What to produce:
Copy the lines that follow, keeping every character the same.

Figure content listings:

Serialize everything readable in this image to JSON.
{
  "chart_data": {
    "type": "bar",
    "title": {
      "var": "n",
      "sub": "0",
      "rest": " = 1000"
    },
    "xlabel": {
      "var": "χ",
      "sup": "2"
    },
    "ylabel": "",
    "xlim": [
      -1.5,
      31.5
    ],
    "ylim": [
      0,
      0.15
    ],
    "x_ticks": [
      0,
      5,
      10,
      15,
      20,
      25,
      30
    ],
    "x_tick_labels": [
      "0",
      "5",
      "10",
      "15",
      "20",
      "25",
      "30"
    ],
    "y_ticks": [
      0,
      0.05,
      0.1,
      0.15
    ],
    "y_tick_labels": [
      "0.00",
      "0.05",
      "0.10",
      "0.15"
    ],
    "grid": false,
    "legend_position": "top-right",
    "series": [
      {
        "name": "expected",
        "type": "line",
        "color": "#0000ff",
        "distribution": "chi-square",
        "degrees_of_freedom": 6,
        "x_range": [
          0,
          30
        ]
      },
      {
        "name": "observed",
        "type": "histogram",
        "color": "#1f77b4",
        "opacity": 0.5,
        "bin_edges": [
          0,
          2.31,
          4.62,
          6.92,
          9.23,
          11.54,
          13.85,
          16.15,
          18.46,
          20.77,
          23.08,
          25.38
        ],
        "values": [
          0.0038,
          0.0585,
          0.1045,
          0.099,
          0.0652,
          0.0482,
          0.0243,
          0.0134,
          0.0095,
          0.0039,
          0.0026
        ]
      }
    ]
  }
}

Exercise response:
Serialize everything readable in this image to JSON.
{
  "chart_data": {
    "type": "bar",
    "title": {
      "var": "n",
      "sub": "0",
      "rest": " = 1000"
    },
    "xlabel": {
      "var": "χ",
      "sup": "2"
    },
    "ylabel": "",
    "xlim": [
      -1.5,
      31.5
    ],
    "ylim": [
      0,
      0.15
    ],
    "x_ticks": [
      0,
      5,
      10,
      15,
      20,
      25,
      30
    ],
    "x_tick_labels": [
      "0",
      "5",
      "10",
      "15",
      "20",
      "25",
      "30"
    ],
    "y_ticks": [
      0,
      0.05,
      0.1,
      0.15
    ],
    "y_tick_labels": [
      "0.00",
      "0.05",
      "0.10",
      "0.15"
    ],
    "grid": false,
    "legend_position": "top-right",
    "series": [
      {
        "name": "expected",
        "type": "line",
        "color": "#0000ff",
        "distribution": "chi-square",
        "degrees_of_freedom": 6,
        "x_range": [
          0,
          30
        ]
      },
      {
        "name": "observed",
        "type": "histogram",
        "color": "#1f77b4",
        "opacity": 0.5,
        "bin_edges": [
          0,
          2.31,
          4.62,
          6.92,
          9.23,
          11.54,
          13.85,
          16.15,
          18.46,
          20.77,
          23.08,
          25.38
        ],
        "values": [
          0.0038,
          0.0585,
          0.1045,
          0.099,
          0.0652,
          0.0482,
          0.0243,
          0.0134,
          0.0095,
          0.0039,
          0.0026
        ]
      }
    ]
  }
}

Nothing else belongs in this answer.